<<<<
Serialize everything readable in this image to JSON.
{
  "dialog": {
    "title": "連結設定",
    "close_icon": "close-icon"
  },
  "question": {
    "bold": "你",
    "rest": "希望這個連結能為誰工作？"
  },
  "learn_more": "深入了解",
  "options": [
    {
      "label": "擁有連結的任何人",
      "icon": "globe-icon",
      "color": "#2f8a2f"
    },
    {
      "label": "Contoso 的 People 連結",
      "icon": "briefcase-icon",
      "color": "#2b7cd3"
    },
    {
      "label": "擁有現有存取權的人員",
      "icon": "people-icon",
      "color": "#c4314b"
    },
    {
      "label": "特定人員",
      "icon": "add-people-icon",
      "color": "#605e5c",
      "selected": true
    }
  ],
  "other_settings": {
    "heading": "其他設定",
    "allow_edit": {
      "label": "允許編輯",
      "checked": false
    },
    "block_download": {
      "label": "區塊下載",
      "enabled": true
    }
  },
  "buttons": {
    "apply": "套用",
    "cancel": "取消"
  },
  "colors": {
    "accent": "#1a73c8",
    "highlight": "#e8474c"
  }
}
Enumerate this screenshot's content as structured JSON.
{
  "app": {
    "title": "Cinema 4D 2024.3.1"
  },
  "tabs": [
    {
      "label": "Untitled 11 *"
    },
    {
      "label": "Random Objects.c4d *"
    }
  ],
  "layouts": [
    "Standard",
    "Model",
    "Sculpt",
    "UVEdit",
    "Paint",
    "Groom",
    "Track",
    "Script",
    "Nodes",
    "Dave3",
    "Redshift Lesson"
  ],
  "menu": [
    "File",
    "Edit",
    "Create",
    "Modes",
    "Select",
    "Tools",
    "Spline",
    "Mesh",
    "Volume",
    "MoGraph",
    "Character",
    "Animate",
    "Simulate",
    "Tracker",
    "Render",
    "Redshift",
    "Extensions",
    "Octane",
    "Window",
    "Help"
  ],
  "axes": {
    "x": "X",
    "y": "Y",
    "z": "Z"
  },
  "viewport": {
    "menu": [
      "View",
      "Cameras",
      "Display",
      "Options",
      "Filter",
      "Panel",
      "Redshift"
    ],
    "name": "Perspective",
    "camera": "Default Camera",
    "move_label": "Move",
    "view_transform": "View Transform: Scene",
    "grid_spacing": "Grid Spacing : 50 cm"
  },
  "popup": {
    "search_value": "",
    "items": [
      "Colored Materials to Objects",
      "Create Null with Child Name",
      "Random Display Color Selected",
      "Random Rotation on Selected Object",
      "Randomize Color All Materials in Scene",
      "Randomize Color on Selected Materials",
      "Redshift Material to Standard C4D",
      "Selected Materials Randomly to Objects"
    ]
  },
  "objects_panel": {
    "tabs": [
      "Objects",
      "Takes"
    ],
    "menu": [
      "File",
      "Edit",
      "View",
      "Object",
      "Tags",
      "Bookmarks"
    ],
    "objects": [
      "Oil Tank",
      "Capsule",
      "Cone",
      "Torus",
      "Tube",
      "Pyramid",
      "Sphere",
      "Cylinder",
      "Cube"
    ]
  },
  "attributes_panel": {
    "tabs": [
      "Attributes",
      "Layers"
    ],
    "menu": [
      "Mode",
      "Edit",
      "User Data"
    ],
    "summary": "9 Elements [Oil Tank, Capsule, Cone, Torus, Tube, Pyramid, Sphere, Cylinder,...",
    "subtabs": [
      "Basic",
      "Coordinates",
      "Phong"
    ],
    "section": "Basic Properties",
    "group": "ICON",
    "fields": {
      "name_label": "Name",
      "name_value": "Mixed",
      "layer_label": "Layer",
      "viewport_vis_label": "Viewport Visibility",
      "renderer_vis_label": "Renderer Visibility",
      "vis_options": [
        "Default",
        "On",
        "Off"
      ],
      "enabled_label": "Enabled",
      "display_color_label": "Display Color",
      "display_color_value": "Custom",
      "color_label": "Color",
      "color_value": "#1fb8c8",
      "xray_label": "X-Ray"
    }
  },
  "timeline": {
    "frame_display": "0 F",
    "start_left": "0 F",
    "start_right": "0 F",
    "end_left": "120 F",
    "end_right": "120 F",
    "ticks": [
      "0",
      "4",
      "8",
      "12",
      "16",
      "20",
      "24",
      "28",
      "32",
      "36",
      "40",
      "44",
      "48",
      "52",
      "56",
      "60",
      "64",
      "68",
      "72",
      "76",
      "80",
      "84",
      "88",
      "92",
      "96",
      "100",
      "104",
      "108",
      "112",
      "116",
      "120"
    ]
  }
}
>>>>
WHAT TO DO: Find the word "Cylinder" in the records and pull out each line that has it.

SOLUTION BELOW:
      "Cylinder",
    "summary": "9 Elements [Oil Tank, Capsule, Cone, Torus, Tube, Pyramid, Sphere, Cylinder,...",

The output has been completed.